> _Exercise_
Please rewrite the paragraph of the DAPI protocol that begins "A popular nuclear and chromosome counterstain" as a short bulleted list, keeping its main facts.
---------- Text shown ----------
Nuclear stain for HCA/HCS cell demarcation
A popular nuclear and chromosome counterstain, DAPI (4′,6-diamidino-2-phenylindole) emits blue fluorescence upon binding to AT regions of DNA. This protocol produces sufficient stain for one 96-well plate at a staining volume of 100 μL/well.
This protocol can be used for:
- Nuclear demarcation in high-content analysis/screening (HCA/HCS)
This protocol should not be used for:
- Flow cytometry
|1. Add 2 mL deionized water (diH2O) or dimethylformamide (DMF) to the entire contents of the DAPI vial to make a 14.3 mM (5 mg/mL) DAPI stock solution. Note: DAPI has poor solubility in water, so sonicate as necessary to dissolve. The 5 mg/mL DAPI stock solution may be stored at 2–6°C for up to 6 months or at ≤–20°C for longer periods.|
|2. Add 2.1 µL of the 14.3 mM DAPI stock solution to 100 µL PBS to make a 300 µM DAPI intermediate dilution.|
|3. Add 10 µL of the 300 µM DAPI intermediate dilution to 10 mL PBS to make a 300 nM DAPI stain solution.|
Labeling fixed cells
First, fix and permeabilize cultured cells with a protocol appropriate for your sample.
|1. Wash the cells 1–3 times in PBS as needed.|
|2. Add 100 μL 300 nM DAPI stain solution to each well.|
|3. Incubate for 1–5 minutes, protected from light.|
|4. Remove the stain solution.|
|5. Wash the cells 2–3 times in PBS.|
|6. Image the cells.|
|Standard filter set||DAPI|
|EVOS Light Cube||DAPI|
|Storage conditions||2–6°C or ≤–20°C|
- DAPI is a known mutagen and should be handled with care.
Cells stained with DAPI and imaged with the Thermo Scientific CellInsight High-Content System.
---------- Supplied records ----------
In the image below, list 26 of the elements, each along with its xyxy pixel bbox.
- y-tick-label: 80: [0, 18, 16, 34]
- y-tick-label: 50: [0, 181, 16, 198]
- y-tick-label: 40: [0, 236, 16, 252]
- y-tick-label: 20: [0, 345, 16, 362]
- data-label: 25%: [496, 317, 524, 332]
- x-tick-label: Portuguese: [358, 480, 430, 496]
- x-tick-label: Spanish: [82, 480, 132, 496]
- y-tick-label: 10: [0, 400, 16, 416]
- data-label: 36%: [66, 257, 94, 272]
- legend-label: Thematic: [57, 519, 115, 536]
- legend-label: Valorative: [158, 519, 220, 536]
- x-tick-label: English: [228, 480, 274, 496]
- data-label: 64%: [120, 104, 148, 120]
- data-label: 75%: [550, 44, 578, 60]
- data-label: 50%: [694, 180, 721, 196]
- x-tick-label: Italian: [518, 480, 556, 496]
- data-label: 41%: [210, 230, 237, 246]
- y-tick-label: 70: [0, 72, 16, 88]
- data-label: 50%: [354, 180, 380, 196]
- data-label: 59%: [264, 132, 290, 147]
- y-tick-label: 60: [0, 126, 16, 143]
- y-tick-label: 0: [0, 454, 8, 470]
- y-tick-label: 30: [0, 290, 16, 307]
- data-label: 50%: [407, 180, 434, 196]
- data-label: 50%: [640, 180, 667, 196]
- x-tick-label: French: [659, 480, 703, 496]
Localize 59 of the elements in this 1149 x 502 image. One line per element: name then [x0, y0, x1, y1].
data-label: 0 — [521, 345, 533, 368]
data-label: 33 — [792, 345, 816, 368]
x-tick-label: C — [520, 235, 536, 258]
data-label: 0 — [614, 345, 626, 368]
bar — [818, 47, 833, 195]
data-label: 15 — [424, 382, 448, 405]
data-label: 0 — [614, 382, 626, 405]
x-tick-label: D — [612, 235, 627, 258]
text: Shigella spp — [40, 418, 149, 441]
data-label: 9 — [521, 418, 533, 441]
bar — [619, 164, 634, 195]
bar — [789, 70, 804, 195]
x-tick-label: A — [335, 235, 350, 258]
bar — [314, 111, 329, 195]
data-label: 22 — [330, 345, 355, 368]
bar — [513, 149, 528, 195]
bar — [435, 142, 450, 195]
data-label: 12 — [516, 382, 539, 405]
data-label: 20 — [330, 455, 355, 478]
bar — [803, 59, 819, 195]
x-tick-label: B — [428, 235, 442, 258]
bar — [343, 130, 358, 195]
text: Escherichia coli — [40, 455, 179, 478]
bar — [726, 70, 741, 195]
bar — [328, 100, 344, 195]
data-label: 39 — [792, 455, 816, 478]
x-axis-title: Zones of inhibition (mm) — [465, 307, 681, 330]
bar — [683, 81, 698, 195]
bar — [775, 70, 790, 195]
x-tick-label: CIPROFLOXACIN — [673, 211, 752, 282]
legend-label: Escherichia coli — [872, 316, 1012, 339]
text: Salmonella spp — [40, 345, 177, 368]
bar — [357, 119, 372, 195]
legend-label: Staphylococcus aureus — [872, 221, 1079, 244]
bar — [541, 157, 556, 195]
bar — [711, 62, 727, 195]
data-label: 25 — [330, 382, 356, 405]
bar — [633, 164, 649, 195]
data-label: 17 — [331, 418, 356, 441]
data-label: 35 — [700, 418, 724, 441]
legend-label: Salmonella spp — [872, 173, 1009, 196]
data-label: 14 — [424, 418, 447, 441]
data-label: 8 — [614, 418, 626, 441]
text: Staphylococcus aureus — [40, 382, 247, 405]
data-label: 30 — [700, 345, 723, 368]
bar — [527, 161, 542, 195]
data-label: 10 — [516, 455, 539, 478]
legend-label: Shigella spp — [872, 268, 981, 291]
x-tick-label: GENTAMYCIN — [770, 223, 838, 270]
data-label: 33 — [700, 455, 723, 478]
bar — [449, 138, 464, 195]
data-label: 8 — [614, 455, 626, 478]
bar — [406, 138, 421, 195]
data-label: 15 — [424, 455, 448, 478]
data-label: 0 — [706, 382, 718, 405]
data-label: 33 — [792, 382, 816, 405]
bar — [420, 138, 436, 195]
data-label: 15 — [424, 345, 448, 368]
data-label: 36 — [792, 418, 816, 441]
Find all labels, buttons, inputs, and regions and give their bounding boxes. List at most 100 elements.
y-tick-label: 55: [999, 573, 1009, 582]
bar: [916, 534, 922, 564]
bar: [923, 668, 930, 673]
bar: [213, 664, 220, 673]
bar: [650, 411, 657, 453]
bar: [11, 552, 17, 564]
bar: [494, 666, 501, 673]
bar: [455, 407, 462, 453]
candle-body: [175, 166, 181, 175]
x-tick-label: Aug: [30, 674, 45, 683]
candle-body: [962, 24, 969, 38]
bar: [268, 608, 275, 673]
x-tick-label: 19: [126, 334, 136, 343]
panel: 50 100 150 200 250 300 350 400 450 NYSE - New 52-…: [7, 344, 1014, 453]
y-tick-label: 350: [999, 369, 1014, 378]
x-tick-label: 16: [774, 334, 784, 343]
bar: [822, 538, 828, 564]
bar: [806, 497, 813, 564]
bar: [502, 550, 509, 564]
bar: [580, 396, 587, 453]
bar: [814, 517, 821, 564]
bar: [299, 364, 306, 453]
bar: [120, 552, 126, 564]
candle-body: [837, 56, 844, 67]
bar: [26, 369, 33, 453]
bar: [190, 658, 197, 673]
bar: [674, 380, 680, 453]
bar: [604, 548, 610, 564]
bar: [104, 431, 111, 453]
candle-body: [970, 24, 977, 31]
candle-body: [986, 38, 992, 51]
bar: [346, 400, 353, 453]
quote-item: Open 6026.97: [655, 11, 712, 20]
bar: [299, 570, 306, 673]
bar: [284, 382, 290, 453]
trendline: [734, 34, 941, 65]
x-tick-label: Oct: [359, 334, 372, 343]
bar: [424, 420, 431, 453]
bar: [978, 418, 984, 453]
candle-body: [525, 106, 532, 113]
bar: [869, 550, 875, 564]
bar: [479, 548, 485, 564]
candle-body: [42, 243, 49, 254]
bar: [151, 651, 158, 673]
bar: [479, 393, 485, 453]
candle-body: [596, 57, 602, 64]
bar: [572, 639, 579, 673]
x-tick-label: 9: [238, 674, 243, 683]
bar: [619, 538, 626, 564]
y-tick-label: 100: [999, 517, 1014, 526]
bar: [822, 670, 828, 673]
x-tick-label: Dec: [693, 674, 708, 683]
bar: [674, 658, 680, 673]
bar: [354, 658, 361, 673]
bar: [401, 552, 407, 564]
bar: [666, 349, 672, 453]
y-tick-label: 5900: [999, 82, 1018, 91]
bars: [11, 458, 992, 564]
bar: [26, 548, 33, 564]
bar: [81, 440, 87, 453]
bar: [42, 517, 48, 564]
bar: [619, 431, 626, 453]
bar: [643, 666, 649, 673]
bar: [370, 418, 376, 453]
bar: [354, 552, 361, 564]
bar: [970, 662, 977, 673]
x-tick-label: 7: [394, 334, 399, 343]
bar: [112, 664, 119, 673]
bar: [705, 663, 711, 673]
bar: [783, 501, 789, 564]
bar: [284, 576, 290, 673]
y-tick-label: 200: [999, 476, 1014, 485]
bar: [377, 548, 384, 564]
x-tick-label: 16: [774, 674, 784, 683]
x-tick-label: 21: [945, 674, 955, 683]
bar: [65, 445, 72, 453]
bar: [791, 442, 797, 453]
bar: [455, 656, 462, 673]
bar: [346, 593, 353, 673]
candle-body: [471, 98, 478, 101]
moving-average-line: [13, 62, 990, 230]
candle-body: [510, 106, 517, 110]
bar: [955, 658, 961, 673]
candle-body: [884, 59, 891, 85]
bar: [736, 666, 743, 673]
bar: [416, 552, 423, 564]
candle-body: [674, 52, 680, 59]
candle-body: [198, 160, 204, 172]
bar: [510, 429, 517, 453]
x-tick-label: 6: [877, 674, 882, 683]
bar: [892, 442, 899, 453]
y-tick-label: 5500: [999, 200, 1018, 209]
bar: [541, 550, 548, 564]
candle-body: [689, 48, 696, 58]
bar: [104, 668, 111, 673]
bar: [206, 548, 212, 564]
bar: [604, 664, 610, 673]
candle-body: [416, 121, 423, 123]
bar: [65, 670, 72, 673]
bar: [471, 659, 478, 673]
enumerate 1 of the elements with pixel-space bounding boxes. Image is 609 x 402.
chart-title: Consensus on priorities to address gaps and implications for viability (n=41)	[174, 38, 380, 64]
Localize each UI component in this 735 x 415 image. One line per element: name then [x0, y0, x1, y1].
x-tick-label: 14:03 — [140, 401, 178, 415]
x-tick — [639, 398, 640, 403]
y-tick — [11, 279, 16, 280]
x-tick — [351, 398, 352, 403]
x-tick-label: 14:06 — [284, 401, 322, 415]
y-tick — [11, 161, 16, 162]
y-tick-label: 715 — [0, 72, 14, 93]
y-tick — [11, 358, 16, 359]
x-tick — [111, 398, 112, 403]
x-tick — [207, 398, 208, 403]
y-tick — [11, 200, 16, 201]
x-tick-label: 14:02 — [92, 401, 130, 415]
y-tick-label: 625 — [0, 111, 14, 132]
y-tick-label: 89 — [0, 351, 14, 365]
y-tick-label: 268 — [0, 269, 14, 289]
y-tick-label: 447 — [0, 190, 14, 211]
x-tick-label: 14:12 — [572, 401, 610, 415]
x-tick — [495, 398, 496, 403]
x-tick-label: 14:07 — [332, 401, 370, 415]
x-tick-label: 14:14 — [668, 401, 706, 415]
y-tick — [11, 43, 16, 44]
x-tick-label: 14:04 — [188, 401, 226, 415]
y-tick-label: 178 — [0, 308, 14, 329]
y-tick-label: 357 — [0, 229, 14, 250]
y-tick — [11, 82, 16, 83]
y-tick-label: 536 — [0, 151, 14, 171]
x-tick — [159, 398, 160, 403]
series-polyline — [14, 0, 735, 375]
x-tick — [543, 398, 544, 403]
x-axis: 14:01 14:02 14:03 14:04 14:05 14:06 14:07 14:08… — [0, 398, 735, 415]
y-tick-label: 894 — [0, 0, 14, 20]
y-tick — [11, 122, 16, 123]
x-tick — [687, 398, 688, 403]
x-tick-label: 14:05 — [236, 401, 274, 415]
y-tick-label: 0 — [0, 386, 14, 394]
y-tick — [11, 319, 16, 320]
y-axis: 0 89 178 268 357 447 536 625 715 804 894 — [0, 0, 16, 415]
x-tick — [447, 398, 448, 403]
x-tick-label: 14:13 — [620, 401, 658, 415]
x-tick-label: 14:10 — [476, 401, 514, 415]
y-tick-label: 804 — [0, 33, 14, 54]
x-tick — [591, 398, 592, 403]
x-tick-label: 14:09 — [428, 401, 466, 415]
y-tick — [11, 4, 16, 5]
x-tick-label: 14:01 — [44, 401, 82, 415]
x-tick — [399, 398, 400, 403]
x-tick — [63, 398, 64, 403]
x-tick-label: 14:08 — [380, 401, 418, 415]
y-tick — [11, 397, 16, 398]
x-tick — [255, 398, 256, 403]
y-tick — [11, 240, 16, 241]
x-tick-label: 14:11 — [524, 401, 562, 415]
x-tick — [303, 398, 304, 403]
----------
> _Expected output_
- DAPI (4′,6-diamidino-2-phenylindole) is a widely used nuclear and chromosome counterstain.
- It fluoresces blue when bound to AT regions of DNA.
- The protocol makes enough stain for one 96-well plate at 100 μL per well.